=== DATASET ROWS ===

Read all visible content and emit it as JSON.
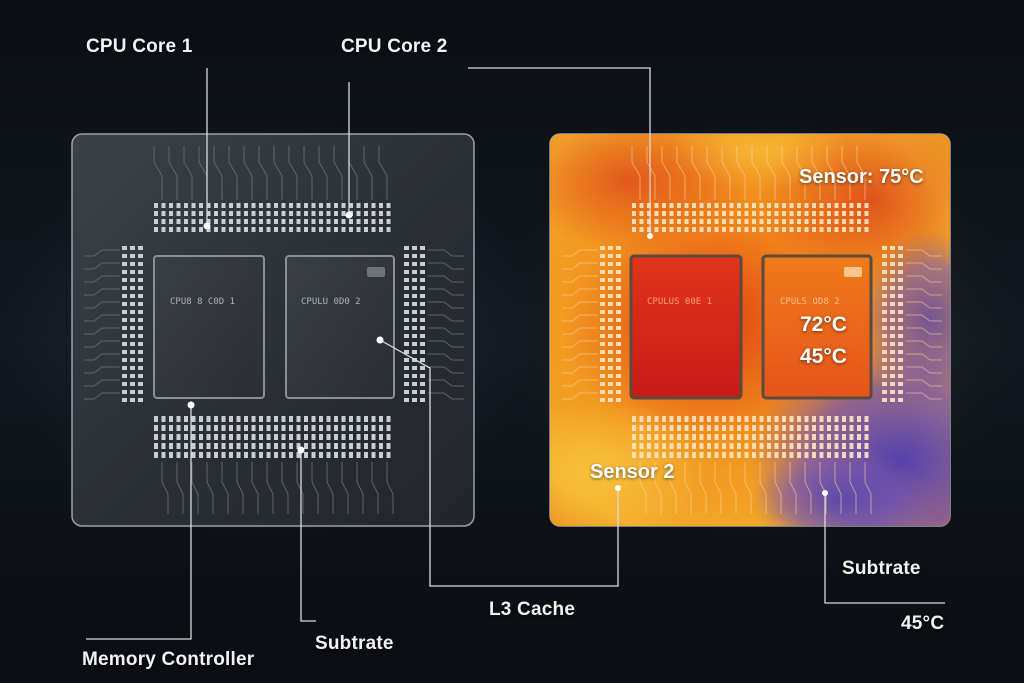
{
  "labels": {
    "cpu_core_1": "CPU Core 1",
    "cpu_core_2": "CPU Core 2",
    "memory_controller": "Memory Controller",
    "subtrate_left": "Subtrate",
    "l3_cache": "L3 Cache",
    "subtrate_right": "Subtrate",
    "temp_bottom_right": "45°C"
  },
  "left_chip": {
    "die1_title": "CPU8 8 C0D 1",
    "die2_title": "CPULU 0D0 2"
  },
  "right_chip": {
    "sensor_top": "Sensor: 75°C",
    "sensor_2": "Sensor 2",
    "core2_temp_high": "72°C",
    "core2_temp_low": "45°C",
    "die1_title": "CPULUS 00E 1",
    "die2_title": "CPULS OD8 2"
  },
  "colors": {
    "background": "#0d1116",
    "leader_line": "#d9d9d9",
    "heat_hot": "#d9261a",
    "heat_warm": "#f39a1e",
    "heat_cool": "#5848b8"
  }
}
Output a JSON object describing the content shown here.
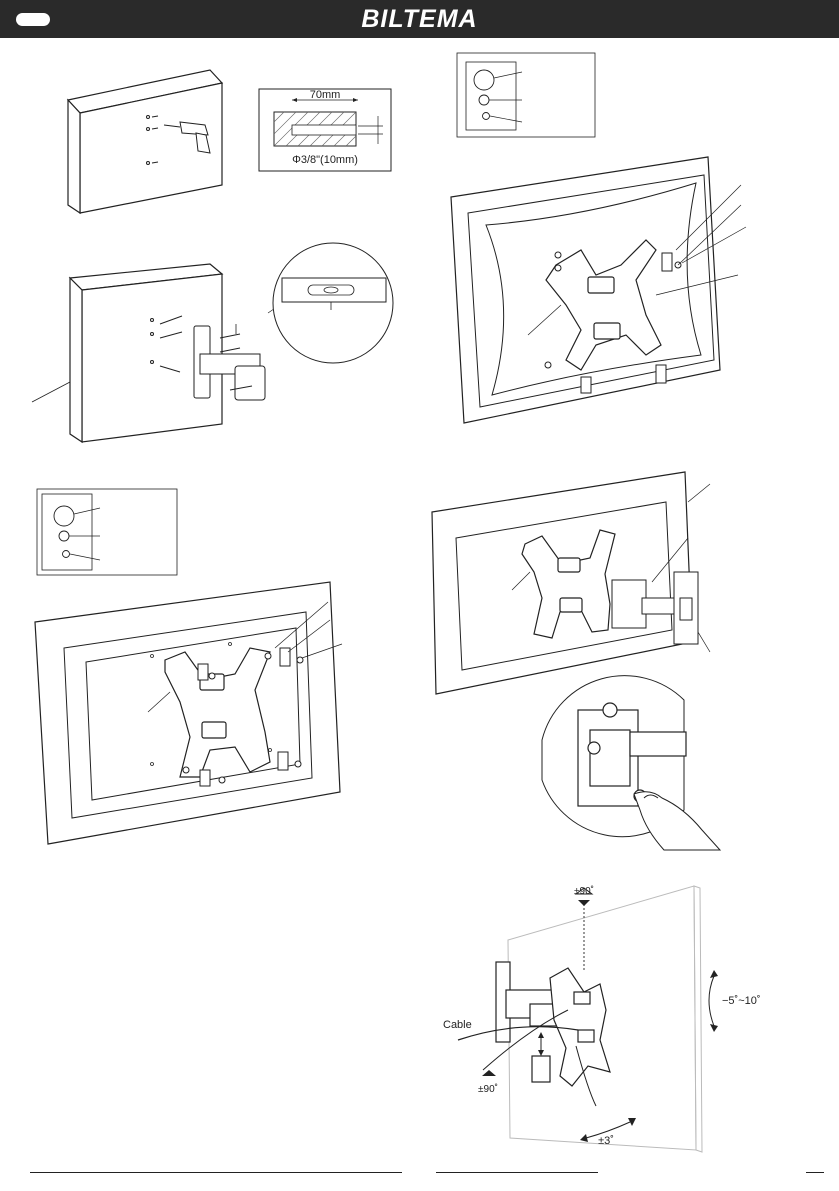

===

§ **THE PROBLEM**: Leave out every line without the string "JSON" and copy the rest.

§ **CORRECT RESPONSE**:
Read all visible content and emit it as JSON.
Output a JSON object describing the content shown here.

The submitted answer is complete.